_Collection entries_
□ □ □ □
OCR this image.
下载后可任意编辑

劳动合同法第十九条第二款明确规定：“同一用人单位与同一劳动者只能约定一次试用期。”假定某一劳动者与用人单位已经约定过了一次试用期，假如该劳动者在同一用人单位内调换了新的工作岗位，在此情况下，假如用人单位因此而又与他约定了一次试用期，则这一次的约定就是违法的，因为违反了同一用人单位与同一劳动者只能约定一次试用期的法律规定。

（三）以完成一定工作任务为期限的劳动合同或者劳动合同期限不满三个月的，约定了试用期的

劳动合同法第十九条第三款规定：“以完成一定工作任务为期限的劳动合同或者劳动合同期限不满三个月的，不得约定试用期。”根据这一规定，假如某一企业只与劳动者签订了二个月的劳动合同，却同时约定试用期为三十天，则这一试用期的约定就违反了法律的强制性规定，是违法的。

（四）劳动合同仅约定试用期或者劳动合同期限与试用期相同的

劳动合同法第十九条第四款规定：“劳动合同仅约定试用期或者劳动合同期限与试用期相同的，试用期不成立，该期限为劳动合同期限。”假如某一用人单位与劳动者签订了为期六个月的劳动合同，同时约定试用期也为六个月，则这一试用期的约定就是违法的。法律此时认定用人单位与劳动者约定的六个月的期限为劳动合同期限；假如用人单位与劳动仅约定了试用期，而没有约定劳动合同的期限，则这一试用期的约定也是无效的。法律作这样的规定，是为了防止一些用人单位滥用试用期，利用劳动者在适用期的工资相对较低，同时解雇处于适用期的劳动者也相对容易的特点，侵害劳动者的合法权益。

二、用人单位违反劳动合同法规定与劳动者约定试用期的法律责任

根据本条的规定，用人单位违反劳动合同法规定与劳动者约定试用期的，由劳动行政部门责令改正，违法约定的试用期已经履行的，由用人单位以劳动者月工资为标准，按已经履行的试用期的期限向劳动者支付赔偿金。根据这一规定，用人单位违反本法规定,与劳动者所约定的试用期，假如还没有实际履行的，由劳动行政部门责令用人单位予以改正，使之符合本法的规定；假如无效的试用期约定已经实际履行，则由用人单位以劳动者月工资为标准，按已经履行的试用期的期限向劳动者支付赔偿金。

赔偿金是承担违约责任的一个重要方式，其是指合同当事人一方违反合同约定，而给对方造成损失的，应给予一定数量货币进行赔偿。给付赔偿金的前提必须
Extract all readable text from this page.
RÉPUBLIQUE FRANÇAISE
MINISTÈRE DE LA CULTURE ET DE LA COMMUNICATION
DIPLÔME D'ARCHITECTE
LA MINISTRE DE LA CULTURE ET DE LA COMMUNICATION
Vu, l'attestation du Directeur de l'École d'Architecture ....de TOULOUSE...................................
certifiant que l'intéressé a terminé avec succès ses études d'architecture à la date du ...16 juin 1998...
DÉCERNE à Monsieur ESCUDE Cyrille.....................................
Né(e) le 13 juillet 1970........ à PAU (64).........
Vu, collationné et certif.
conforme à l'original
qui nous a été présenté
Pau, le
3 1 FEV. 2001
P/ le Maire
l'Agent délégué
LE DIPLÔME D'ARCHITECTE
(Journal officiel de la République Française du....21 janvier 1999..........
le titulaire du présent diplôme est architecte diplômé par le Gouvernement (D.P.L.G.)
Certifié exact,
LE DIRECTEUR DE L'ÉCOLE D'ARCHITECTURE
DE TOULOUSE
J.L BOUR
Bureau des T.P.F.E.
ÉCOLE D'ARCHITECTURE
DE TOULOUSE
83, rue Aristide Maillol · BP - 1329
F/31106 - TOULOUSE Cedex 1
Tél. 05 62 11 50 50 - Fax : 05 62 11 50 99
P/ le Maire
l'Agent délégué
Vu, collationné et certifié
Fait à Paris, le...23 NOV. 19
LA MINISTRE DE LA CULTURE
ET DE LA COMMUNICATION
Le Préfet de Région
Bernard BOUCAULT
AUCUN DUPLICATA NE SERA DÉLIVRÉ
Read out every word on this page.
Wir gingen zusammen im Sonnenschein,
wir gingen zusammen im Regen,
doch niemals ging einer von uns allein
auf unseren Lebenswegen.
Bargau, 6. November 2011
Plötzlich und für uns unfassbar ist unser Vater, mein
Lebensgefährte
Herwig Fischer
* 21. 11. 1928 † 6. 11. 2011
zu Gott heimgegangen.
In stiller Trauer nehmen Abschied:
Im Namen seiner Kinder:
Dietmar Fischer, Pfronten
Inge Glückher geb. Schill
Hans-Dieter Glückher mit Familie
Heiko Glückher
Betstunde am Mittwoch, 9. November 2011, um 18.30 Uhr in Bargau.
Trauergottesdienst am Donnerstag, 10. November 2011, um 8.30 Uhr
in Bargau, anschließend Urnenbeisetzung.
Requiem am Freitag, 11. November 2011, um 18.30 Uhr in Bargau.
□ □ □ □
_Exercise aim_
Transcribe all the entries, keeping each one exactly as it is.

_Written solution_
OCR this image.
下载后可任意编辑

劳动合同法第十九条第二款明确规定：“同一用人单位与同一劳动者只能约定一次试用期。”假定某一劳动者与用人单位已经约定过了一次试用期，假如该劳动者在同一用人单位内调换了新的工作岗位，在此情况下，假如用人单位因此而又与他约定了一次试用期，则这一次的约定就是违法的，因为违反了同一用人单位与同一劳动者只能约定一次试用期的法律规定。

（三）以完成一定工作任务为期限的劳动合同或者劳动合同期限不满三个月的，约定了试用期的

劳动合同法第十九条第三款规定：“以完成一定工作任务为期限的劳动合同或者劳动合同期限不满三个月的，不得约定试用期。”根据这一规定，假如某一企业只与劳动者签订了二个月的劳动合同，却同时约定试用期为三十天，则这一试用期的约定就违反了法律的强制性规定，是违法的。

（四）劳动合同仅约定试用期或者劳动合同期限与试用期相同的

劳动合同法第十九条第四款规定：“劳动合同仅约定试用期或者劳动合同期限与试用期相同的，试用期不成立，该期限为劳动合同期限。”假如某一用人单位与劳动者签订了为期六个月的劳动合同，同时约定试用期也为六个月，则这一试用期的约定就是违法的。法律此时认定用人单位与劳动者约定的六个月的期限为劳动合同期限；假如用人单位与劳动仅约定了试用期，而没有约定劳动合同的期限，则这一试用期的约定也是无效的。法律作这样的规定，是为了防止一些用人单位滥用试用期，利用劳动者在适用期的工资相对较低，同时解雇处于适用期的劳动者也相对容易的特点，侵害劳动者的合法权益。

二、用人单位违反劳动合同法规定与劳动者约定试用期的法律责任

根据本条的规定，用人单位违反劳动合同法规定与劳动者约定试用期的，由劳动行政部门责令改正，违法约定的试用期已经履行的，由用人单位以劳动者月工资为标准，按已经履行的试用期的期限向劳动者支付赔偿金。根据这一规定，用人单位违反本法规定,与劳动者所约定的试用期，假如还没有实际履行的，由劳动行政部门责令用人单位予以改正，使之符合本法的规定；假如无效的试用期约定已经实际履行，则由用人单位以劳动者月工资为标准，按已经履行的试用期的期限向劳动者支付赔偿金。

赔偿金是承担违约责任的一个重要方式，其是指合同当事人一方违反合同约定，而给对方造成损失的，应给予一定数量货币进行赔偿。给付赔偿金的前提必须
Extract all readable text from this page.
RÉPUBLIQUE FRANÇAISE
MINISTÈRE DE LA CULTURE ET DE LA COMMUNICATION
DIPLÔME D'ARCHITECTE
LA MINISTRE DE LA CULTURE ET DE LA COMMUNICATION
Vu, l'attestation du Directeur de l'École d'Architecture ....de TOULOUSE...................................
certifiant que l'intéressé a terminé avec succès ses études d'architecture à la date du ...16 juin 1998...
DÉCERNE à Monsieur ESCUDE Cyrille.....................................
Né(e) le 13 juillet 1970........ à PAU (64).........
Vu, collationné et certif.
conforme à l'original
qui nous a été présenté
Pau, le
3 1 FEV. 2001
P/ le Maire
l'Agent délégué
LE DIPLÔME D'ARCHITECTE
(Journal officiel de la République Française du....21 janvier 1999..........
le titulaire du présent diplôme est architecte diplômé par le Gouvernement (D.P.L.G.)
Certifié exact,
LE DIRECTEUR DE L'ÉCOLE D'ARCHITECTURE
DE TOULOUSE
J.L BOUR
Bureau des T.P.F.E.
ÉCOLE D'ARCHITECTURE
DE TOULOUSE
83, rue Aristide Maillol · BP - 1329
F/31106 - TOULOUSE Cedex 1
Tél. 05 62 11 50 50 - Fax : 05 62 11 50 99
P/ le Maire
l'Agent délégué
Vu, collationné et certifié
Fait à Paris, le...23 NOV. 19
LA MINISTRE DE LA CULTURE
ET DE LA COMMUNICATION
Le Préfet de Région
Bernard BOUCAULT
AUCUN DUPLICATA NE SERA DÉLIVRÉ
Read out every word on this page.
Wir gingen zusammen im Sonnenschein,
wir gingen zusammen im Regen,
doch niemals ging einer von uns allein
auf unseren Lebenswegen.
Bargau, 6. November 2011
Plötzlich und für uns unfassbar ist unser Vater, mein
Lebensgefährte
Herwig Fischer
* 21. 11. 1928 † 6. 11. 2011
zu Gott heimgegangen.
In stiller Trauer nehmen Abschied:
Im Namen seiner Kinder:
Dietmar Fischer, Pfronten
Inge Glückher geb. Schill
Hans-Dieter Glückher mit Familie
Heiko Glückher
Betstunde am Mittwoch, 9. November 2011, um 18.30 Uhr in Bargau.
Trauergottesdienst am Donnerstag, 10. November 2011, um 8.30 Uhr
in Bargau, anschließend Urnenbeisetzung.
Requiem am Freitag, 11. November 2011, um 18.30 Uhr in Bargau.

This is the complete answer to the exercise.